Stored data
+ + + + +

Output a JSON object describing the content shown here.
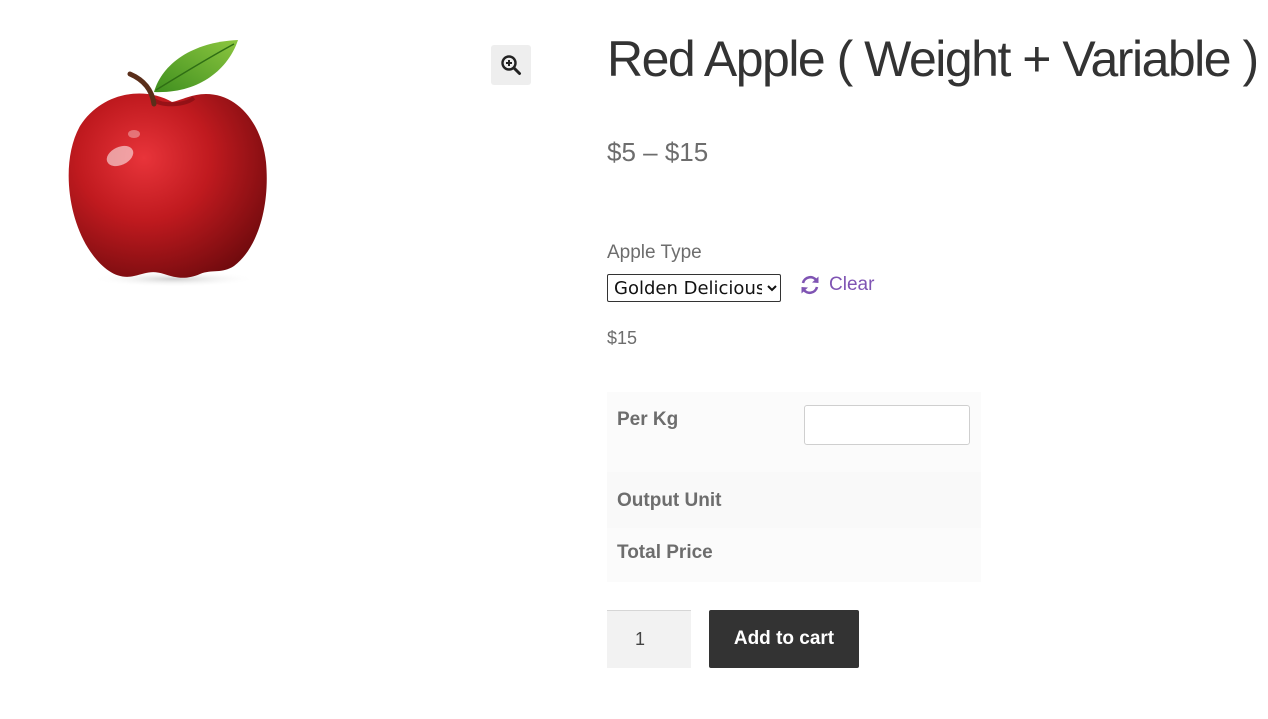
{
  "product": {
    "title": "Red Apple ( Weight + Variable )",
    "price_range": "$5 – $15",
    "image_name": "red-apple-image",
    "zoom_icon": "magnify-plus-icon"
  },
  "variations": {
    "attribute_label": "Apple Type",
    "selected_option": "Golden Delicious",
    "options": [
      "Golden Delicious"
    ],
    "reset_label": "Clear",
    "reset_icon": "refresh-icon",
    "variation_price": "$15"
  },
  "weight_calculator": {
    "rows": [
      {
        "label": "Per Kg",
        "value": ""
      },
      {
        "label": "Output Unit"
      },
      {
        "label": "Total Price"
      }
    ]
  },
  "cart": {
    "quantity": "1",
    "add_to_cart_label": "Add to cart"
  },
  "colors": {
    "title": "#333333",
    "text": "#6d6d6d",
    "link": "#7f54b3",
    "button_bg": "#333333",
    "button_text": "#ffffff"
  }
}
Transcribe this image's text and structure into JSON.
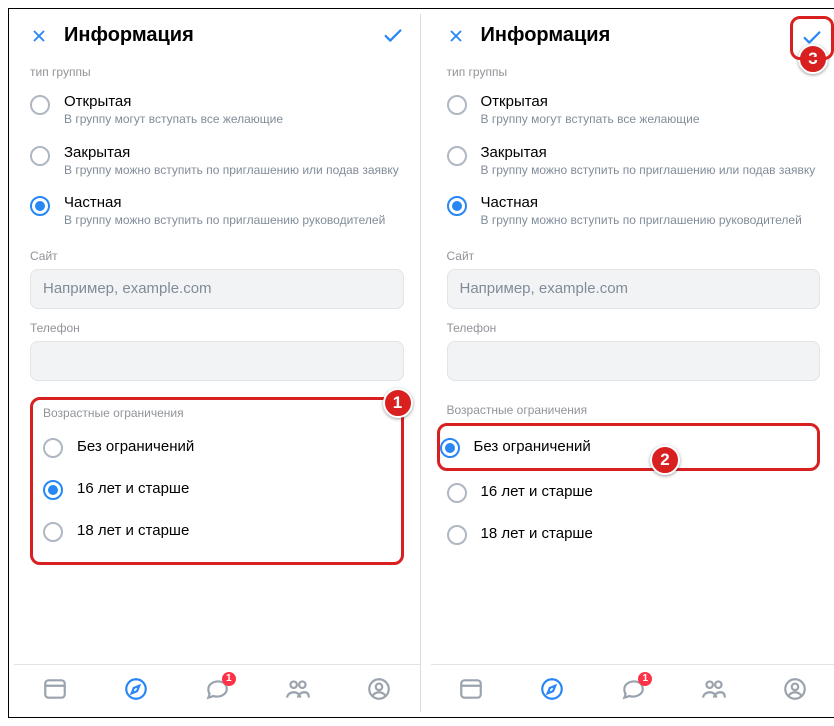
{
  "header": {
    "title": "Информация"
  },
  "groupType": {
    "label": "тип группы",
    "options": [
      {
        "title": "Открытая",
        "desc": "В группу могут вступать все желающие"
      },
      {
        "title": "Закрытая",
        "desc": "В группу можно вступить по приглашению или подав заявку"
      },
      {
        "title": "Частная",
        "desc": "В группу можно вступить по приглашению руководителей"
      }
    ]
  },
  "site": {
    "label": "Сайт",
    "placeholder": "Например, example.com"
  },
  "phone": {
    "label": "Телефон"
  },
  "age": {
    "label": "Возрастные ограничения",
    "options": [
      "Без ограничений",
      "16 лет и старше",
      "18 лет и старше"
    ]
  },
  "badges": {
    "b1": "1",
    "b2": "2",
    "b3": "3"
  },
  "tabbar": {
    "msgBadge": "1"
  },
  "left": {
    "ageSelectedIndex": 1
  },
  "right": {
    "ageSelectedIndex": 0
  }
}
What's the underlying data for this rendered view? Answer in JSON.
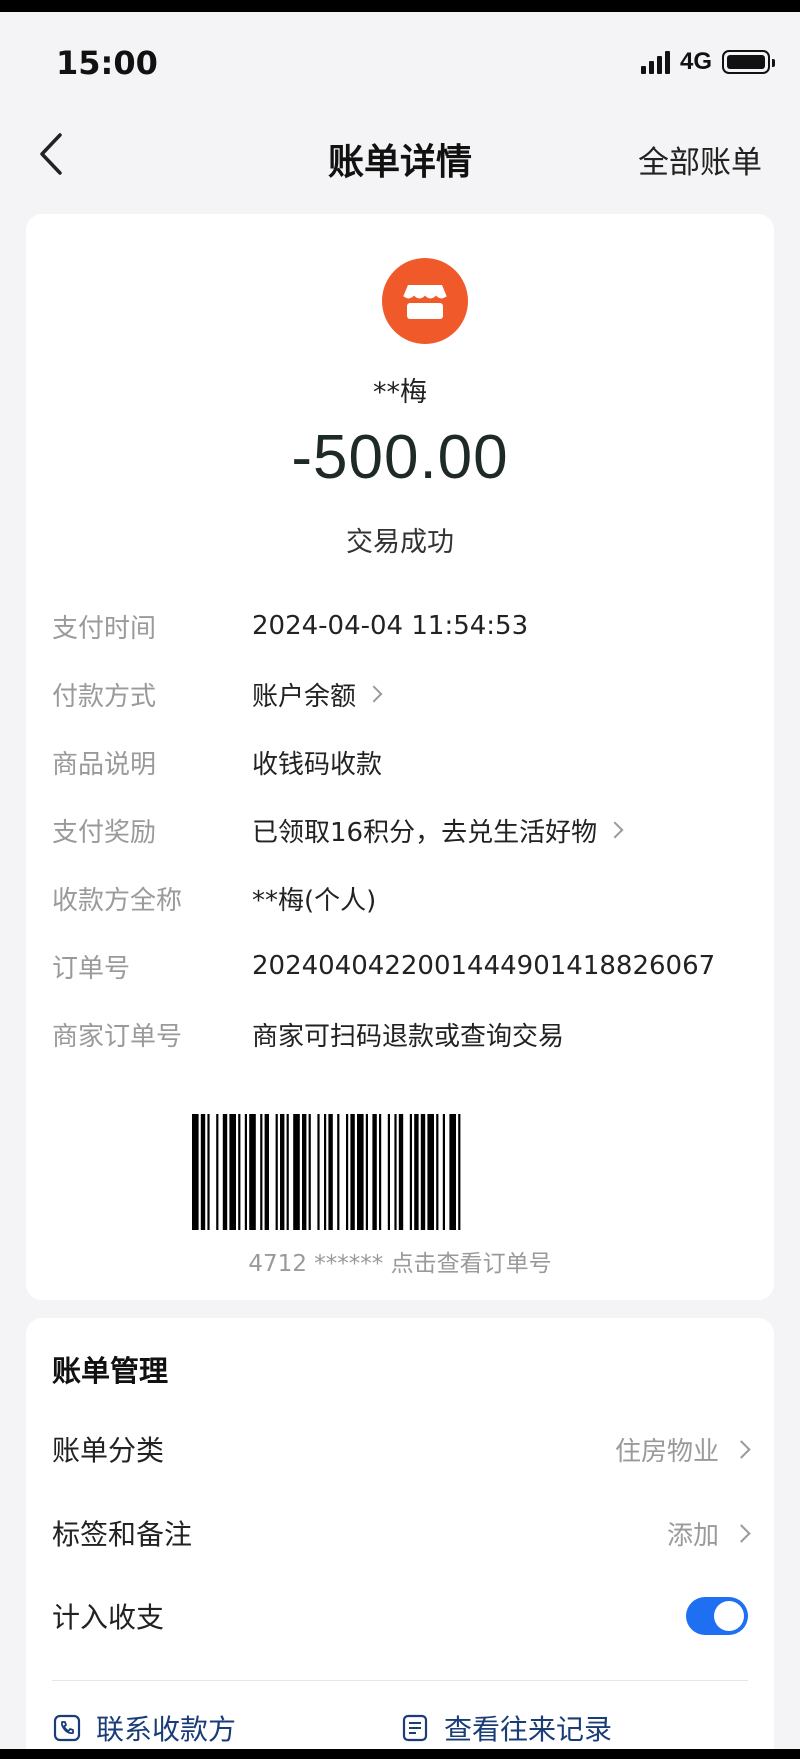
{
  "status_bar": {
    "time": "15:00",
    "network": "4G"
  },
  "nav": {
    "title": "账单详情",
    "right_link": "全部账单"
  },
  "merchant": {
    "name": "**梅",
    "icon": "store-icon",
    "icon_color": "#f0592a"
  },
  "amount": "-500.00",
  "trans_status": "交易成功",
  "details": [
    {
      "label": "支付时间",
      "value": "2024-04-04 11:54:53",
      "has_arrow": false
    },
    {
      "label": "付款方式",
      "value": "账户余额",
      "has_arrow": true
    },
    {
      "label": "商品说明",
      "value": "收钱码收款",
      "has_arrow": false
    },
    {
      "label": "支付奖励",
      "value": "已领取16积分，去兑生活好物",
      "has_arrow": true
    },
    {
      "label": "收款方全称",
      "value": "**梅(个人)",
      "has_arrow": false
    },
    {
      "label": "订单号",
      "value": "2024040422001444901418826067",
      "has_arrow": false
    },
    {
      "label": "商家订单号",
      "value": "商家可扫码退款或查询交易",
      "has_arrow": false
    }
  ],
  "barcode_caption": "4712 ****** 点击查看订单号",
  "manage": {
    "title": "账单管理",
    "category": {
      "label": "账单分类",
      "value": "住房物业"
    },
    "tags": {
      "label": "标签和备注",
      "value": "添加"
    },
    "count": {
      "label": "计入收支",
      "enabled": true
    }
  },
  "actions": {
    "contact": "联系收款方",
    "history": "查看往来记录"
  },
  "colors": {
    "accent": "#1e6ff2",
    "link": "#1a3d78"
  }
}
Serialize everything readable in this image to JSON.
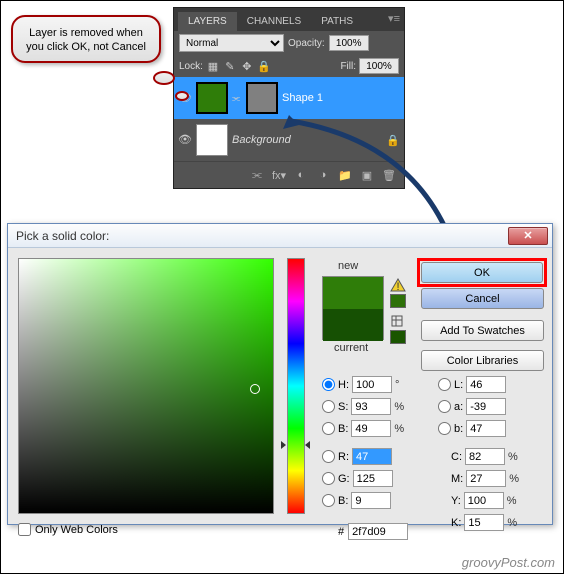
{
  "layersPanel": {
    "tabs": [
      "LAYERS",
      "CHANNELS",
      "PATHS"
    ],
    "blendMode": "Normal",
    "opacityLabel": "Opacity:",
    "opacityValue": "100%",
    "lockLabel": "Lock:",
    "fillLabel": "Fill:",
    "fillValue": "100%",
    "layers": [
      {
        "name": "Shape 1",
        "selected": true
      },
      {
        "name": "Background",
        "selected": false
      }
    ]
  },
  "callout": {
    "text": "Layer is removed when you click OK, not Cancel"
  },
  "dialog": {
    "title": "Pick a solid color:",
    "newLabel": "new",
    "currentLabel": "current",
    "ok": "OK",
    "cancel": "Cancel",
    "addSwatches": "Add To Swatches",
    "colorLibraries": "Color Libraries",
    "onlyWeb": "Only Web Colors",
    "fields": {
      "H": {
        "label": "H:",
        "value": "100",
        "unit": "°"
      },
      "S": {
        "label": "S:",
        "value": "93",
        "unit": "%"
      },
      "B": {
        "label": "B:",
        "value": "49",
        "unit": "%"
      },
      "R": {
        "label": "R:",
        "value": "47"
      },
      "G": {
        "label": "G:",
        "value": "125"
      },
      "Bb": {
        "label": "B:",
        "value": "9"
      },
      "L": {
        "label": "L:",
        "value": "46"
      },
      "a": {
        "label": "a:",
        "value": "-39"
      },
      "bb": {
        "label": "b:",
        "value": "47"
      },
      "C": {
        "label": "C:",
        "value": "82",
        "unit": "%"
      },
      "M": {
        "label": "M:",
        "value": "27",
        "unit": "%"
      },
      "Y": {
        "label": "Y:",
        "value": "100",
        "unit": "%"
      },
      "K": {
        "label": "K:",
        "value": "15",
        "unit": "%"
      },
      "hex": {
        "label": "#",
        "value": "2f7d09"
      }
    }
  },
  "watermark": "groovyPost.com"
}
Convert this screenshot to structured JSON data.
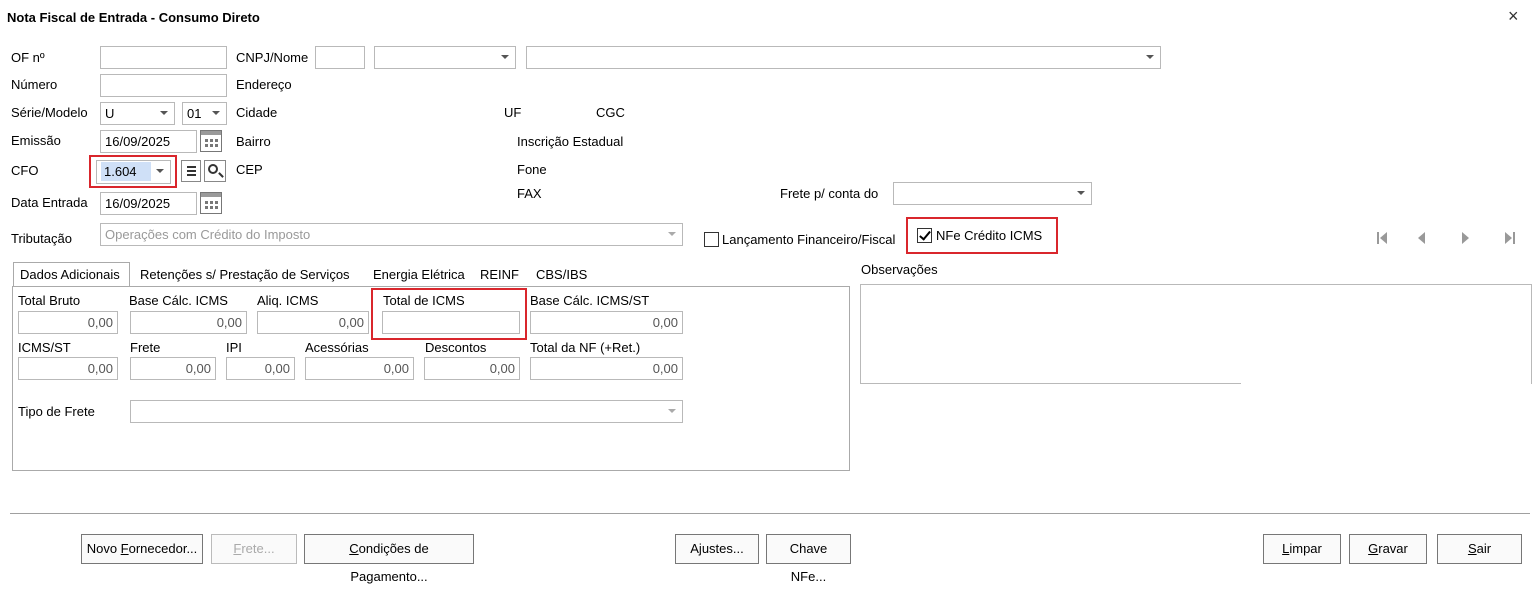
{
  "window": {
    "title": "Nota Fiscal de Entrada - Consumo Direto",
    "close_symbol": "×"
  },
  "labels": {
    "of": "OF nº",
    "numero": "Número",
    "serie_modelo": "Série/Modelo",
    "emissao": "Emissão",
    "cfo": "CFO",
    "data_entrada": "Data Entrada",
    "cnpj_nome": "CNPJ/Nome",
    "endereco": "Endereço",
    "cidade": "Cidade",
    "bairro": "Bairro",
    "cep": "CEP",
    "uf": "UF",
    "cgc": "CGC",
    "inscricao": "Inscrição Estadual",
    "fone": "Fone",
    "fax": "FAX",
    "frete_conta": "Frete p/ conta do",
    "tributacao": "Tributação"
  },
  "fields": {
    "serie": "U",
    "modelo": "01",
    "emissao": "16/09/2025",
    "cfo": "1.604",
    "data_entrada": "16/09/2025",
    "tributacao": "Operações com Crédito do Imposto"
  },
  "checkboxes": {
    "lancamento": {
      "label": "Lançamento Financeiro/Fiscal",
      "checked": false
    },
    "nfe_credito": {
      "label": "NFe Crédito ICMS",
      "checked": true
    }
  },
  "tabs": [
    "Dados Adicionais",
    "Retenções s/ Prestação de Serviços",
    "Energia Elétrica",
    "REINF",
    "CBS/IBS"
  ],
  "totals": {
    "total_bruto": {
      "label": "Total Bruto",
      "value": "0,00"
    },
    "base_icms": {
      "label": "Base Cálc. ICMS",
      "value": "0,00"
    },
    "aliq_icms": {
      "label": "Aliq. ICMS",
      "value": "0,00"
    },
    "total_icms": {
      "label": "Total de ICMS",
      "value": ""
    },
    "base_icms_st": {
      "label": "Base Cálc. ICMS/ST",
      "value": "0,00"
    },
    "icms_st": {
      "label": "ICMS/ST",
      "value": "0,00"
    },
    "frete": {
      "label": "Frete",
      "value": "0,00"
    },
    "ipi": {
      "label": "IPI",
      "value": "0,00"
    },
    "acessorias": {
      "label": "Acessórias",
      "value": "0,00"
    },
    "descontos": {
      "label": "Descontos",
      "value": "0,00"
    },
    "total_nf": {
      "label": "Total da NF (+Ret.)",
      "value": "0,00"
    },
    "tipo_frete": {
      "label": "Tipo de Frete"
    }
  },
  "observacoes": {
    "label": "Observações"
  },
  "buttons": {
    "novo_fornecedor": {
      "pre": "Novo ",
      "key": "F",
      "post": "ornecedor..."
    },
    "frete": {
      "pre": "",
      "key": "F",
      "post": "rete..."
    },
    "condicoes": {
      "pre": "",
      "key": "C",
      "post": "ondições de Pagamento..."
    },
    "ajustes": {
      "pre": "Ajustes...",
      "key": "",
      "post": ""
    },
    "chave_nfe": {
      "pre": "Chave NFe...",
      "key": "",
      "post": ""
    },
    "limpar": {
      "pre": "",
      "key": "L",
      "post": "impar"
    },
    "gravar": {
      "pre": "",
      "key": "G",
      "post": "ravar"
    },
    "sair": {
      "pre": "",
      "key": "S",
      "post": "air"
    }
  },
  "colors": {
    "highlight": "#d9262c",
    "selected_value_bg": "#cfe0f7"
  }
}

+ + + + +

Using the listing above, show every line that includes the string "Cálc".

      "label": "Base Cálc. ICMS",
      "label": "Base Cálc. ICMS/ST",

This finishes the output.